• Provided material
=====

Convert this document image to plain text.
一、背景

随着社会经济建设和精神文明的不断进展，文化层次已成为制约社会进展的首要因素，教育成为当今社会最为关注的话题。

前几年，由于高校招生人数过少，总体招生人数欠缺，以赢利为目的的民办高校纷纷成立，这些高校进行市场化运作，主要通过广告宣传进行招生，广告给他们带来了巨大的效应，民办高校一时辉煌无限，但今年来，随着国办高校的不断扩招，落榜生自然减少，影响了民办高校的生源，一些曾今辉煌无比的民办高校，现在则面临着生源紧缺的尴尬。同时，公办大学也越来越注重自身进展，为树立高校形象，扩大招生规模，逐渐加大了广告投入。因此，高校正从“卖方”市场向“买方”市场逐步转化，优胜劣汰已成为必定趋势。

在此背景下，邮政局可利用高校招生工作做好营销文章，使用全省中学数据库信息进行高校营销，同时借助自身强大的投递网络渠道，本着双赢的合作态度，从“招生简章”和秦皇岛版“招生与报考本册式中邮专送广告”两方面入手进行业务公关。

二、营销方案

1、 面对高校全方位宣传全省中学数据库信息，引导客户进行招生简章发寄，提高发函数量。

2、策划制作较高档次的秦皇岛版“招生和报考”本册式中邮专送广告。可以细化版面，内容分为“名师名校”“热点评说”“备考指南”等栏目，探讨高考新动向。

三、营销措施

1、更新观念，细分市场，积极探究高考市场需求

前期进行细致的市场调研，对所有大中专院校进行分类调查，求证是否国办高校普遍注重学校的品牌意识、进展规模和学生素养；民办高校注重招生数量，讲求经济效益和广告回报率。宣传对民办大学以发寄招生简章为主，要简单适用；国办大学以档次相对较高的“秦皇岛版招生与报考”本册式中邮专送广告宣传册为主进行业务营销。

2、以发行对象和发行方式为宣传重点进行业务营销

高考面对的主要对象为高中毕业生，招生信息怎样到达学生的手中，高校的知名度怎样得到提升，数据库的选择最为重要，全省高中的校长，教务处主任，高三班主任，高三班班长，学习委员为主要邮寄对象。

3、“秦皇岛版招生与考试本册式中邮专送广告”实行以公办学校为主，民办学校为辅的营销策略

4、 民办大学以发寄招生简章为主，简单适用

=====

Exactly as written above, please repeat the entries.

Convert this document image to plain text.
一、背景

随着社会经济建设和精神文明的不断进展，文化层次已成为制约社会进展的首要因素，教育成为当今社会最为关注的话题。

前几年，由于高校招生人数过少，总体招生人数欠缺，以赢利为目的的民办高校纷纷成立，这些高校进行市场化运作，主要通过广告宣传进行招生，广告给他们带来了巨大的效应，民办高校一时辉煌无限，但今年来，随着国办高校的不断扩招，落榜生自然减少，影响了民办高校的生源，一些曾今辉煌无比的民办高校，现在则面临着生源紧缺的尴尬。同时，公办大学也越来越注重自身进展，为树立高校形象，扩大招生规模，逐渐加大了广告投入。因此，高校正从“卖方”市场向“买方”市场逐步转化，优胜劣汰已成为必定趋势。

在此背景下，邮政局可利用高校招生工作做好营销文章，使用全省中学数据库信息进行高校营销，同时借助自身强大的投递网络渠道，本着双赢的合作态度，从“招生简章”和秦皇岛版“招生与报考本册式中邮专送广告”两方面入手进行业务公关。

二、营销方案

1、 面对高校全方位宣传全省中学数据库信息，引导客户进行招生简章发寄，提高发函数量。

2、策划制作较高档次的秦皇岛版“招生和报考”本册式中邮专送广告。可以细化版面，内容分为“名师名校”“热点评说”“备考指南”等栏目，探讨高考新动向。

三、营销措施

1、更新观念，细分市场，积极探究高考市场需求

前期进行细致的市场调研，对所有大中专院校进行分类调查，求证是否国办高校普遍注重学校的品牌意识、进展规模和学生素养；民办高校注重招生数量，讲求经济效益和广告回报率。宣传对民办大学以发寄招生简章为主，要简单适用；国办大学以档次相对较高的“秦皇岛版招生与报考”本册式中邮专送广告宣传册为主进行业务营销。

2、以发行对象和发行方式为宣传重点进行业务营销

高考面对的主要对象为高中毕业生，招生信息怎样到达学生的手中，高校的知名度怎样得到提升，数据库的选择最为重要，全省高中的校长，教务处主任，高三班主任，高三班班长，学习委员为主要邮寄对象。

3、“秦皇岛版招生与考试本册式中邮专送广告”实行以公办学校为主，民办学校为辅的营销策略

4、 民办大学以发寄招生简章为主，简单适用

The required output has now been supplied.